CHALLENGE: Every record below should be transcribed exactly. Omit the images.

start TASK INPUT

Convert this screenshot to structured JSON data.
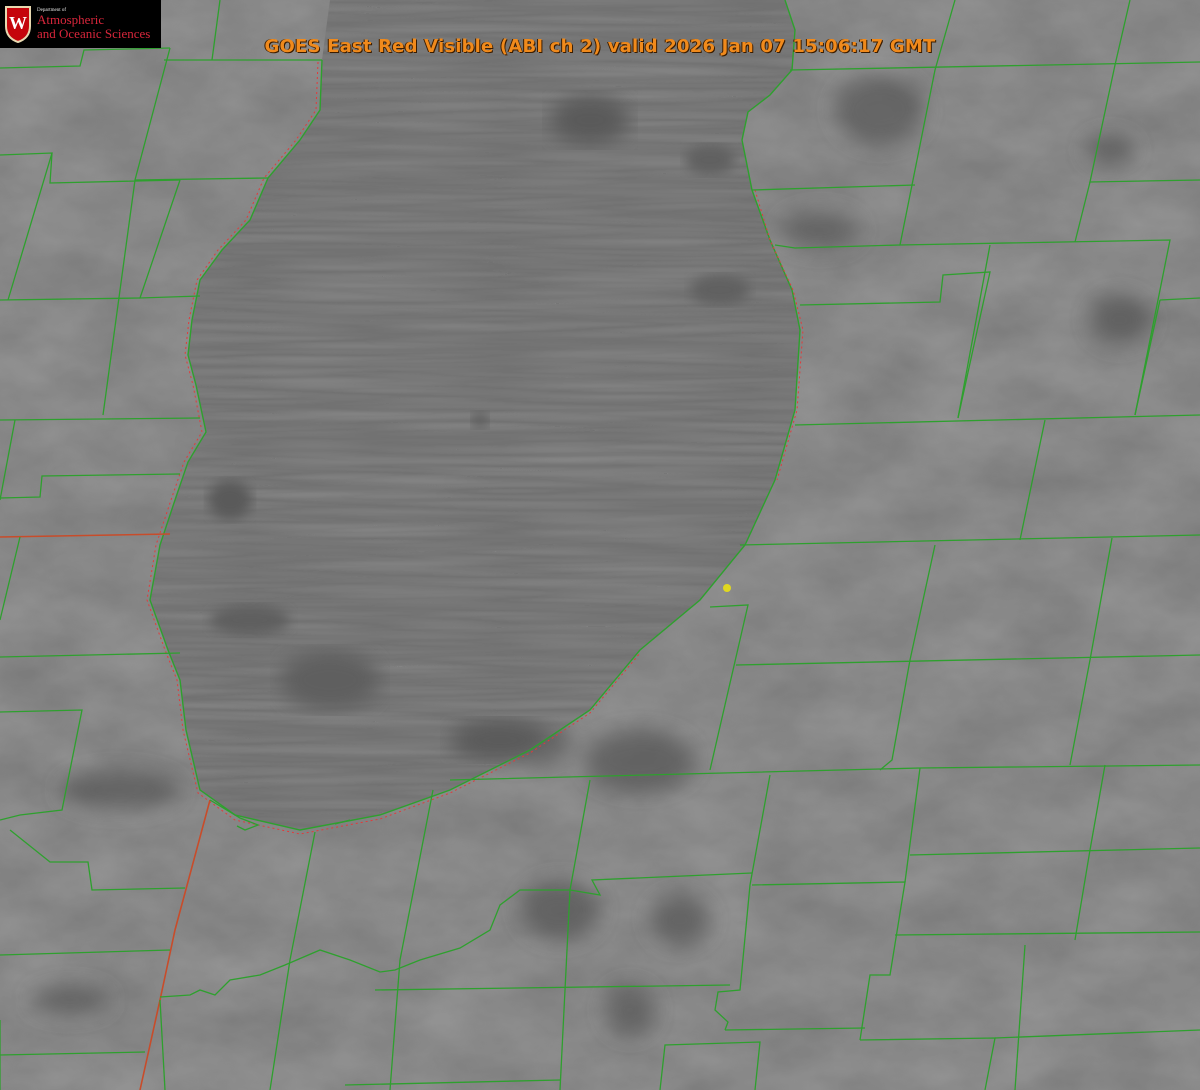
{
  "title": "GOES East Red Visible (ABI ch 2) valid 2026 Jan 07 15:06:17 GMT",
  "logo": {
    "dept": "Department of",
    "line1": "Atmospheric",
    "line2": "and Oceanic Sciences",
    "crest_letter": "W"
  },
  "colors": {
    "county_border": "#2ea02e",
    "state_border": "#d23a2a",
    "shoreline_dotted": "#e23a3a",
    "title": "#f08a1c",
    "marker": "#e0d820",
    "land_gray": "#7b7b7b",
    "lake_gray": "#6f6f6f",
    "logo_red": "#c5050c"
  },
  "map": {
    "subject": "Lake Michigan (southern basin) with surrounding county outlines",
    "marker_icon": "yellow-dot-icon"
  }
}
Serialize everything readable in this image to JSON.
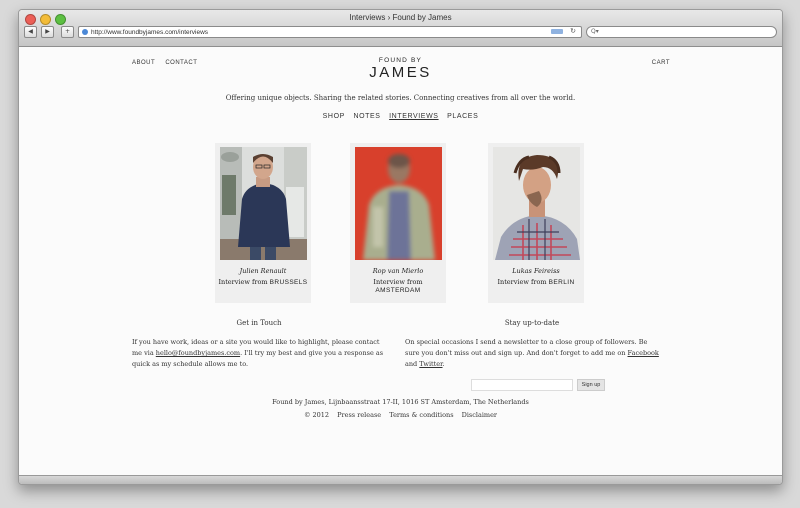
{
  "browser": {
    "title": "Interviews › Found by James",
    "url": "http://www.foundbyjames.com/interviews",
    "search_placeholder": "Q▾",
    "back": "◀",
    "forward": "▶",
    "add_tab": "+",
    "reload": "↻"
  },
  "site": {
    "topnav": [
      "ABOUT",
      "CONTACT"
    ],
    "cart": "CART",
    "logo_small": "FOUND BY",
    "logo_big": "JAMES",
    "tagline": "Offering unique objects. Sharing the related stories. Connecting creatives from all over the world.",
    "mainnav": [
      "SHOP",
      "NOTES",
      "INTERVIEWS",
      "PLACES"
    ]
  },
  "interviews": [
    {
      "name": "Julien Renault",
      "from": "Interview from ",
      "city": "BRUSSELS"
    },
    {
      "name": "Rop van Mierlo",
      "from": "Interview from ",
      "city": "AMSTERDAM"
    },
    {
      "name": "Lukas Feireiss",
      "from": "Interview from ",
      "city": "BERLIN"
    }
  ],
  "contact": {
    "title": "Get in Touch",
    "text1": "If you have work, ideas or a site you would like to highlight, please contact me via ",
    "email": "hello@foundbyjames.com",
    "text2": ". I'll try my best and give you a response as quick as my schedule allows me to."
  },
  "newsletter": {
    "title": "Stay up-to-date",
    "text1": "On special occasions I send a newsletter to a close group of followers. Be sure you don't miss out and sign up. And don't forget to add me on ",
    "facebook": "Facebook",
    "and": " and ",
    "twitter": "Twitter",
    "end": ".",
    "button": "Sign up"
  },
  "footer": {
    "address": "Found by James, Lijnbaansstraat 17-II, 1016 ST Amsterdam, The Netherlands",
    "copyright": "© 2012",
    "links": [
      "Press release",
      "Terms & conditions",
      "Disclaimer"
    ]
  }
}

end TASK INPUT

FULL SOLUTION:
Convert this screenshot to structured JSON data.
{
  "title": "GOES East Red Visible (ABI ch 2) valid 2026 Jan 07 15:06:17 GMT",
  "logo": {
    "dept": "Department of",
    "line1": "Atmospheric",
    "line2": "and Oceanic Sciences",
    "crest_letter": "W"
  },
  "colors": {
    "county_border": "#2ea02e",
    "state_border": "#d23a2a",
    "shoreline_dotted": "#e23a3a",
    "title": "#f08a1c",
    "marker": "#e0d820",
    "land_gray": "#7b7b7b",
    "lake_gray": "#6f6f6f",
    "logo_red": "#c5050c"
  },
  "map": {
    "subject": "Lake Michigan (southern basin) with surrounding county outlines",
    "marker_icon": "yellow-dot-icon"
  }
}
Serialize everything readable in this image to JSON.
{
  "browser": {
    "title": "Interviews › Found by James",
    "url": "http://www.foundbyjames.com/interviews",
    "search_placeholder": "Q▾",
    "back": "◀",
    "forward": "▶",
    "add_tab": "+",
    "reload": "↻"
  },
  "site": {
    "topnav": [
      "ABOUT",
      "CONTACT"
    ],
    "cart": "CART",
    "logo_small": "FOUND BY",
    "logo_big": "JAMES",
    "tagline": "Offering unique objects. Sharing the related stories. Connecting creatives from all over the world.",
    "mainnav": [
      "SHOP",
      "NOTES",
      "INTERVIEWS",
      "PLACES"
    ]
  },
  "interviews": [
    {
      "name": "Julien Renault",
      "from": "Interview from ",
      "city": "BRUSSELS"
    },
    {
      "name": "Rop van Mierlo",
      "from": "Interview from ",
      "city": "AMSTERDAM"
    },
    {
      "name": "Lukas Feireiss",
      "from": "Interview from ",
      "city": "BERLIN"
    }
  ],
  "contact": {
    "title": "Get in Touch",
    "text1": "If you have work, ideas or a site you would like to highlight, please contact me via ",
    "email": "hello@foundbyjames.com",
    "text2": ". I'll try my best and give you a response as quick as my schedule allows me to."
  },
  "newsletter": {
    "title": "Stay up-to-date",
    "text1": "On special occasions I send a newsletter to a close group of followers. Be sure you don't miss out and sign up. And don't forget to add me on ",
    "facebook": "Facebook",
    "and": " and ",
    "twitter": "Twitter",
    "end": ".",
    "button": "Sign up"
  },
  "footer": {
    "address": "Found by James, Lijnbaansstraat 17-II, 1016 ST Amsterdam, The Netherlands",
    "copyright": "© 2012",
    "links": [
      "Press release",
      "Terms & conditions",
      "Disclaimer"
    ]
  }
}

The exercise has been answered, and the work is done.